◆ **What is expected**
Give an exact transcription of every line, dropping the images.

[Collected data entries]
====

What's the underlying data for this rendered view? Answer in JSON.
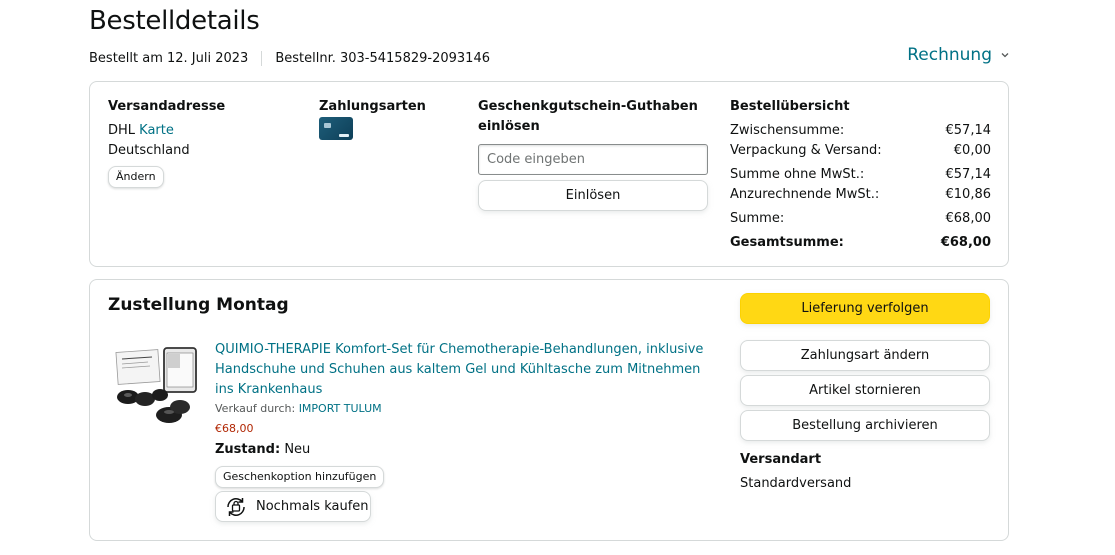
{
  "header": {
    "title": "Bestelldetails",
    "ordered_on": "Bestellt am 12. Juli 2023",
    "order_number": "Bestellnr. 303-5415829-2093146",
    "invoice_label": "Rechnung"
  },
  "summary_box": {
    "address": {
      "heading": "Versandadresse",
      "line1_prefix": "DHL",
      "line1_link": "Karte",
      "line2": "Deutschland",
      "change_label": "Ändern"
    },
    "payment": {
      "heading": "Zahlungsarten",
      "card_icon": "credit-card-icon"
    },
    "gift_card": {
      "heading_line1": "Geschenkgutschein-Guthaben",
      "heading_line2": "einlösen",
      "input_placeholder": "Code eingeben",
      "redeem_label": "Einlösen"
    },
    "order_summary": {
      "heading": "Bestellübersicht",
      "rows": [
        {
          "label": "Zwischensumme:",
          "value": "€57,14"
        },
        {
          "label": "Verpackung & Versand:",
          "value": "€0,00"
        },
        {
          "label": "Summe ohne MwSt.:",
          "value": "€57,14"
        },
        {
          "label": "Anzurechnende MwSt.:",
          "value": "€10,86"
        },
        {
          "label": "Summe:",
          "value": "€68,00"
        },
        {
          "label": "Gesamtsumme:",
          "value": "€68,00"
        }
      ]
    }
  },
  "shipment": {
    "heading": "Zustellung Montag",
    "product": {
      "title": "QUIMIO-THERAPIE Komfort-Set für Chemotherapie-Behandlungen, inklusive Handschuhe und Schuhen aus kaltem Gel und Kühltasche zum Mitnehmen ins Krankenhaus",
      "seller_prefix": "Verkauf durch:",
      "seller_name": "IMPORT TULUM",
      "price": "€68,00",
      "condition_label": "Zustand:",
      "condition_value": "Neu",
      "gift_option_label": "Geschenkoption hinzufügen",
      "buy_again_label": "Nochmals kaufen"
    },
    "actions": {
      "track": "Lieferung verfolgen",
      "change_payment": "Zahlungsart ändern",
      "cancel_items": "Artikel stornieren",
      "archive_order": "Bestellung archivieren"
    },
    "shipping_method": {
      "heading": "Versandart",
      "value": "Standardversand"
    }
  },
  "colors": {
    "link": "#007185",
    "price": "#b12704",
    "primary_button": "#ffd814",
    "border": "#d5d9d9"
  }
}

====

◆ **Solution to this task**
What's the underlying data for this rendered view? Answer in JSON.
{
  "header": {
    "title": "Bestelldetails",
    "ordered_on": "Bestellt am 12. Juli 2023",
    "order_number": "Bestellnr. 303-5415829-2093146",
    "invoice_label": "Rechnung"
  },
  "summary_box": {
    "address": {
      "heading": "Versandadresse",
      "line1_prefix": "DHL",
      "line1_link": "Karte",
      "line2": "Deutschland",
      "change_label": "Ändern"
    },
    "payment": {
      "heading": "Zahlungsarten",
      "card_icon": "credit-card-icon"
    },
    "gift_card": {
      "heading_line1": "Geschenkgutschein-Guthaben",
      "heading_line2": "einlösen",
      "input_placeholder": "Code eingeben",
      "redeem_label": "Einlösen"
    },
    "order_summary": {
      "heading": "Bestellübersicht",
      "rows": [
        {
          "label": "Zwischensumme:",
          "value": "€57,14"
        },
        {
          "label": "Verpackung & Versand:",
          "value": "€0,00"
        },
        {
          "label": "Summe ohne MwSt.:",
          "value": "€57,14"
        },
        {
          "label": "Anzurechnende MwSt.:",
          "value": "€10,86"
        },
        {
          "label": "Summe:",
          "value": "€68,00"
        },
        {
          "label": "Gesamtsumme:",
          "value": "€68,00"
        }
      ]
    }
  },
  "shipment": {
    "heading": "Zustellung Montag",
    "product": {
      "title": "QUIMIO-THERAPIE Komfort-Set für Chemotherapie-Behandlungen, inklusive Handschuhe und Schuhen aus kaltem Gel und Kühltasche zum Mitnehmen ins Krankenhaus",
      "seller_prefix": "Verkauf durch:",
      "seller_name": "IMPORT TULUM",
      "price": "€68,00",
      "condition_label": "Zustand:",
      "condition_value": "Neu",
      "gift_option_label": "Geschenkoption hinzufügen",
      "buy_again_label": "Nochmals kaufen"
    },
    "actions": {
      "track": "Lieferung verfolgen",
      "change_payment": "Zahlungsart ändern",
      "cancel_items": "Artikel stornieren",
      "archive_order": "Bestellung archivieren"
    },
    "shipping_method": {
      "heading": "Versandart",
      "value": "Standardversand"
    }
  },
  "colors": {
    "link": "#007185",
    "price": "#b12704",
    "primary_button": "#ffd814",
    "border": "#d5d9d9"
  }
}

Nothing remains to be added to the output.